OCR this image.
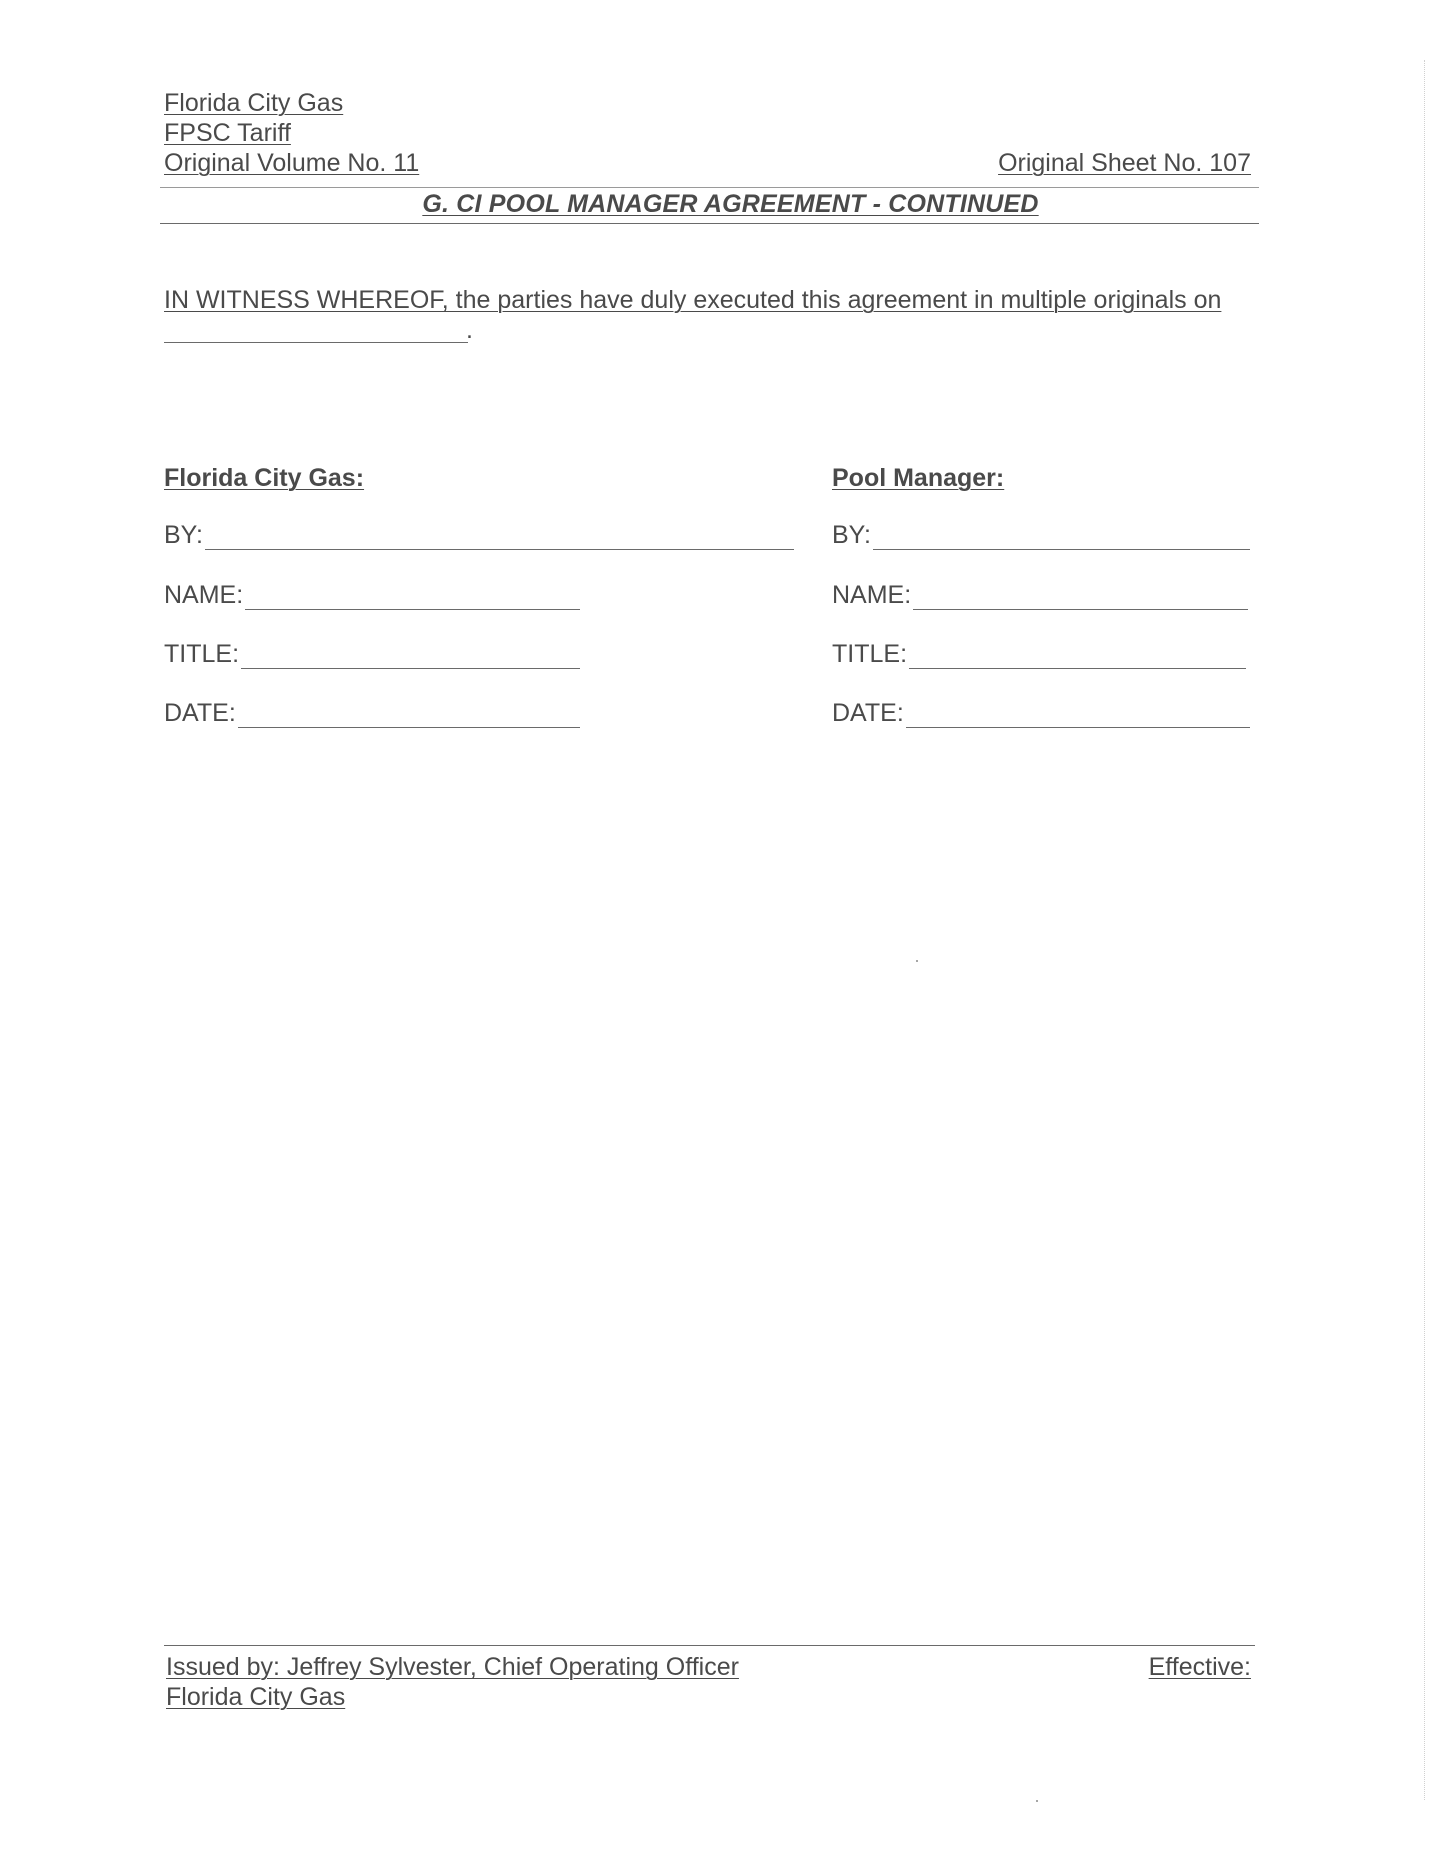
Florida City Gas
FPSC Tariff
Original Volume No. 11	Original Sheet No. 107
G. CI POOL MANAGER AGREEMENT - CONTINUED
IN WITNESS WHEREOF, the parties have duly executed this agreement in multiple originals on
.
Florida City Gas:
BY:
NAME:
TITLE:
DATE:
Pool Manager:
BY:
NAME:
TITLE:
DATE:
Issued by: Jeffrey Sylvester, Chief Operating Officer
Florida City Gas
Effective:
______
_Challenge_. Return the records exactly. Don't carry the pictures over.

_Output of the exercise_.
OCR this image.
Florida City Gas
FPSC Tariff
Original Volume No. 11	Original Sheet No. 107
G. CI POOL MANAGER AGREEMENT - CONTINUED
IN WITNESS WHEREOF, the parties have duly executed this agreement in multiple originals on
.
Florida City Gas:
BY:
NAME:
TITLE:
DATE:
Pool Manager:
BY:
NAME:
TITLE:
DATE:
Issued by: Jeffrey Sylvester, Chief Operating Officer
Florida City Gas
Effective:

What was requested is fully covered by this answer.